Data lines.
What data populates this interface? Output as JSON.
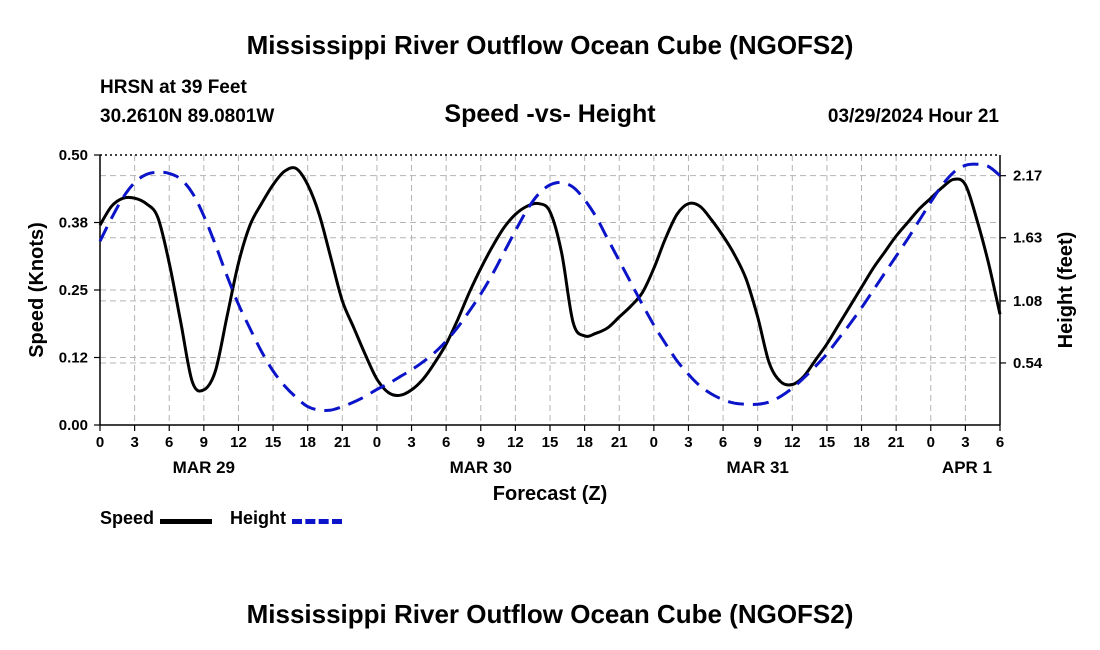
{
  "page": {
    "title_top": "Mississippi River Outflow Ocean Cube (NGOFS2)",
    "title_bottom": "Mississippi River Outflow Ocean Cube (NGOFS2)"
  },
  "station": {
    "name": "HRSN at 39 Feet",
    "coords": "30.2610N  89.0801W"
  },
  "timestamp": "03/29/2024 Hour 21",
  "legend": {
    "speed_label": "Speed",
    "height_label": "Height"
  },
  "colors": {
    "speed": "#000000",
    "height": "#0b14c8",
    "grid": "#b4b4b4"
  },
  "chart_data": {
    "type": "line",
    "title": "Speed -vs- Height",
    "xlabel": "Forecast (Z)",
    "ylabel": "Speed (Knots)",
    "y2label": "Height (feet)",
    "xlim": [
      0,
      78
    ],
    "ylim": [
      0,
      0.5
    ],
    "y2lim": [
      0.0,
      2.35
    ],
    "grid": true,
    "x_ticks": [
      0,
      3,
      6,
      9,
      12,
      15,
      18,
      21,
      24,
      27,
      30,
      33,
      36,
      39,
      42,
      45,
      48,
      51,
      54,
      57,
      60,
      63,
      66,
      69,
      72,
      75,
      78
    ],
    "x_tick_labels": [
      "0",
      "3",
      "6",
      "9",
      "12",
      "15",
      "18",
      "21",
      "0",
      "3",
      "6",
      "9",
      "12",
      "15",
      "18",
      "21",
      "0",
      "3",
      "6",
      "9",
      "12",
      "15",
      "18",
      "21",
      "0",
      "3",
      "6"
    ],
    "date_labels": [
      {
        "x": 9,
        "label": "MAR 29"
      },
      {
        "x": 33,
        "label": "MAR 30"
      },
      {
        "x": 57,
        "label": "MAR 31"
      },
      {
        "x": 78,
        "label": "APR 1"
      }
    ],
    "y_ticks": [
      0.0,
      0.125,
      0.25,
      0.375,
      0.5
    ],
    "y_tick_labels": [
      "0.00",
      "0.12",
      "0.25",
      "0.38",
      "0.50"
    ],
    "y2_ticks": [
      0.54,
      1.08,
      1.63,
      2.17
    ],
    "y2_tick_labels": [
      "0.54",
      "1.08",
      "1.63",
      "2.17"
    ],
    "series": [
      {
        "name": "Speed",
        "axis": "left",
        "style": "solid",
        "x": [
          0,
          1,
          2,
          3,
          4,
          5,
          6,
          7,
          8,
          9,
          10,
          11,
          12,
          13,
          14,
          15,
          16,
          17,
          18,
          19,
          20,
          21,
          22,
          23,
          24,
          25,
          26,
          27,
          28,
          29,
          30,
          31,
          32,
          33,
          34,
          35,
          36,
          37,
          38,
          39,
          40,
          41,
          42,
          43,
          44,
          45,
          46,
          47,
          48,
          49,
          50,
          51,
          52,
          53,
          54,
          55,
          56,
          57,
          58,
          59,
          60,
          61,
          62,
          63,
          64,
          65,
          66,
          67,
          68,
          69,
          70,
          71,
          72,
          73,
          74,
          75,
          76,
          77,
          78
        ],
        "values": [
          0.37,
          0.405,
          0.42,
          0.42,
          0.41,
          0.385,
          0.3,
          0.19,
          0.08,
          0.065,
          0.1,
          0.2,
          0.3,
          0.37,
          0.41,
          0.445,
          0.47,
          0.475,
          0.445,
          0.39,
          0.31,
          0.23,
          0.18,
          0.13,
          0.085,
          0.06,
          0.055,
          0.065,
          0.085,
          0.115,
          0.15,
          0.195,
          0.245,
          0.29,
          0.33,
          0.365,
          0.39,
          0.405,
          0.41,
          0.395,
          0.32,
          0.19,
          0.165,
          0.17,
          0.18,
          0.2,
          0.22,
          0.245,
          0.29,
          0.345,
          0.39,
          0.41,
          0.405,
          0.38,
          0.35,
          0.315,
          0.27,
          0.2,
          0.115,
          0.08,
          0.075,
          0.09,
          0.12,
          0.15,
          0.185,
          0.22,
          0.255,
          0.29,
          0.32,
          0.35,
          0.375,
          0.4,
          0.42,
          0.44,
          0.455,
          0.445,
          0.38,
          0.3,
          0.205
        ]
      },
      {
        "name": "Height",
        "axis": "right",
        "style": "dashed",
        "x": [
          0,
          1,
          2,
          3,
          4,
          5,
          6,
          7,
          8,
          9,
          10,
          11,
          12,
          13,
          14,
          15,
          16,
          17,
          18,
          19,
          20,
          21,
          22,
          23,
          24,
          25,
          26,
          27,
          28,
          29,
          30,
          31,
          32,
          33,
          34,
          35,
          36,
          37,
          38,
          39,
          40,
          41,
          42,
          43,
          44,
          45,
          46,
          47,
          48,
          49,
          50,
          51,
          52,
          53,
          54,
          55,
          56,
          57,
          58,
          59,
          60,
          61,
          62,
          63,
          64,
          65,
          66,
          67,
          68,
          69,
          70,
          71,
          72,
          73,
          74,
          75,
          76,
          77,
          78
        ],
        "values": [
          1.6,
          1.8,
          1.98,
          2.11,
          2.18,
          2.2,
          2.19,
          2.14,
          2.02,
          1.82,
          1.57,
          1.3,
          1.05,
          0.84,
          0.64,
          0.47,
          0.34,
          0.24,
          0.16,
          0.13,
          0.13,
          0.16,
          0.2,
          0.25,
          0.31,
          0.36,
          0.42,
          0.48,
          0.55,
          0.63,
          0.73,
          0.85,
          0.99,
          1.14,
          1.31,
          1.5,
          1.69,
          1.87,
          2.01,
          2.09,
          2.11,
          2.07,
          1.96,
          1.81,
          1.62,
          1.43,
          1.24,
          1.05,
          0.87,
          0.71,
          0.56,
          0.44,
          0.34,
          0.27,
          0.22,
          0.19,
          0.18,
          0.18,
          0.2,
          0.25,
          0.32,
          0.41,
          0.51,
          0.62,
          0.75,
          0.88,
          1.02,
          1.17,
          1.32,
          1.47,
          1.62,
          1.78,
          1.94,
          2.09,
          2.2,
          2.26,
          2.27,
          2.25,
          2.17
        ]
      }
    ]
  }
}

What is expected. Make an exact copy of the data above, pictures excluded.

Result below.
What data populates this interface? Output as JSON.
{
  "page": {
    "title_top": "Mississippi River Outflow Ocean Cube (NGOFS2)",
    "title_bottom": "Mississippi River Outflow Ocean Cube (NGOFS2)"
  },
  "station": {
    "name": "HRSN at 39 Feet",
    "coords": "30.2610N  89.0801W"
  },
  "timestamp": "03/29/2024 Hour 21",
  "legend": {
    "speed_label": "Speed",
    "height_label": "Height"
  },
  "colors": {
    "speed": "#000000",
    "height": "#0b14c8",
    "grid": "#b4b4b4"
  },
  "chart_data": {
    "type": "line",
    "title": "Speed -vs- Height",
    "xlabel": "Forecast (Z)",
    "ylabel": "Speed (Knots)",
    "y2label": "Height (feet)",
    "xlim": [
      0,
      78
    ],
    "ylim": [
      0,
      0.5
    ],
    "y2lim": [
      0.0,
      2.35
    ],
    "grid": true,
    "x_ticks": [
      0,
      3,
      6,
      9,
      12,
      15,
      18,
      21,
      24,
      27,
      30,
      33,
      36,
      39,
      42,
      45,
      48,
      51,
      54,
      57,
      60,
      63,
      66,
      69,
      72,
      75,
      78
    ],
    "x_tick_labels": [
      "0",
      "3",
      "6",
      "9",
      "12",
      "15",
      "18",
      "21",
      "0",
      "3",
      "6",
      "9",
      "12",
      "15",
      "18",
      "21",
      "0",
      "3",
      "6",
      "9",
      "12",
      "15",
      "18",
      "21",
      "0",
      "3",
      "6"
    ],
    "date_labels": [
      {
        "x": 9,
        "label": "MAR 29"
      },
      {
        "x": 33,
        "label": "MAR 30"
      },
      {
        "x": 57,
        "label": "MAR 31"
      },
      {
        "x": 78,
        "label": "APR 1"
      }
    ],
    "y_ticks": [
      0.0,
      0.125,
      0.25,
      0.375,
      0.5
    ],
    "y_tick_labels": [
      "0.00",
      "0.12",
      "0.25",
      "0.38",
      "0.50"
    ],
    "y2_ticks": [
      0.54,
      1.08,
      1.63,
      2.17
    ],
    "y2_tick_labels": [
      "0.54",
      "1.08",
      "1.63",
      "2.17"
    ],
    "series": [
      {
        "name": "Speed",
        "axis": "left",
        "style": "solid",
        "x": [
          0,
          1,
          2,
          3,
          4,
          5,
          6,
          7,
          8,
          9,
          10,
          11,
          12,
          13,
          14,
          15,
          16,
          17,
          18,
          19,
          20,
          21,
          22,
          23,
          24,
          25,
          26,
          27,
          28,
          29,
          30,
          31,
          32,
          33,
          34,
          35,
          36,
          37,
          38,
          39,
          40,
          41,
          42,
          43,
          44,
          45,
          46,
          47,
          48,
          49,
          50,
          51,
          52,
          53,
          54,
          55,
          56,
          57,
          58,
          59,
          60,
          61,
          62,
          63,
          64,
          65,
          66,
          67,
          68,
          69,
          70,
          71,
          72,
          73,
          74,
          75,
          76,
          77,
          78
        ],
        "values": [
          0.37,
          0.405,
          0.42,
          0.42,
          0.41,
          0.385,
          0.3,
          0.19,
          0.08,
          0.065,
          0.1,
          0.2,
          0.3,
          0.37,
          0.41,
          0.445,
          0.47,
          0.475,
          0.445,
          0.39,
          0.31,
          0.23,
          0.18,
          0.13,
          0.085,
          0.06,
          0.055,
          0.065,
          0.085,
          0.115,
          0.15,
          0.195,
          0.245,
          0.29,
          0.33,
          0.365,
          0.39,
          0.405,
          0.41,
          0.395,
          0.32,
          0.19,
          0.165,
          0.17,
          0.18,
          0.2,
          0.22,
          0.245,
          0.29,
          0.345,
          0.39,
          0.41,
          0.405,
          0.38,
          0.35,
          0.315,
          0.27,
          0.2,
          0.115,
          0.08,
          0.075,
          0.09,
          0.12,
          0.15,
          0.185,
          0.22,
          0.255,
          0.29,
          0.32,
          0.35,
          0.375,
          0.4,
          0.42,
          0.44,
          0.455,
          0.445,
          0.38,
          0.3,
          0.205
        ]
      },
      {
        "name": "Height",
        "axis": "right",
        "style": "dashed",
        "x": [
          0,
          1,
          2,
          3,
          4,
          5,
          6,
          7,
          8,
          9,
          10,
          11,
          12,
          13,
          14,
          15,
          16,
          17,
          18,
          19,
          20,
          21,
          22,
          23,
          24,
          25,
          26,
          27,
          28,
          29,
          30,
          31,
          32,
          33,
          34,
          35,
          36,
          37,
          38,
          39,
          40,
          41,
          42,
          43,
          44,
          45,
          46,
          47,
          48,
          49,
          50,
          51,
          52,
          53,
          54,
          55,
          56,
          57,
          58,
          59,
          60,
          61,
          62,
          63,
          64,
          65,
          66,
          67,
          68,
          69,
          70,
          71,
          72,
          73,
          74,
          75,
          76,
          77,
          78
        ],
        "values": [
          1.6,
          1.8,
          1.98,
          2.11,
          2.18,
          2.2,
          2.19,
          2.14,
          2.02,
          1.82,
          1.57,
          1.3,
          1.05,
          0.84,
          0.64,
          0.47,
          0.34,
          0.24,
          0.16,
          0.13,
          0.13,
          0.16,
          0.2,
          0.25,
          0.31,
          0.36,
          0.42,
          0.48,
          0.55,
          0.63,
          0.73,
          0.85,
          0.99,
          1.14,
          1.31,
          1.5,
          1.69,
          1.87,
          2.01,
          2.09,
          2.11,
          2.07,
          1.96,
          1.81,
          1.62,
          1.43,
          1.24,
          1.05,
          0.87,
          0.71,
          0.56,
          0.44,
          0.34,
          0.27,
          0.22,
          0.19,
          0.18,
          0.18,
          0.2,
          0.25,
          0.32,
          0.41,
          0.51,
          0.62,
          0.75,
          0.88,
          1.02,
          1.17,
          1.32,
          1.47,
          1.62,
          1.78,
          1.94,
          2.09,
          2.2,
          2.26,
          2.27,
          2.25,
          2.17
        ]
      }
    ]
  }
}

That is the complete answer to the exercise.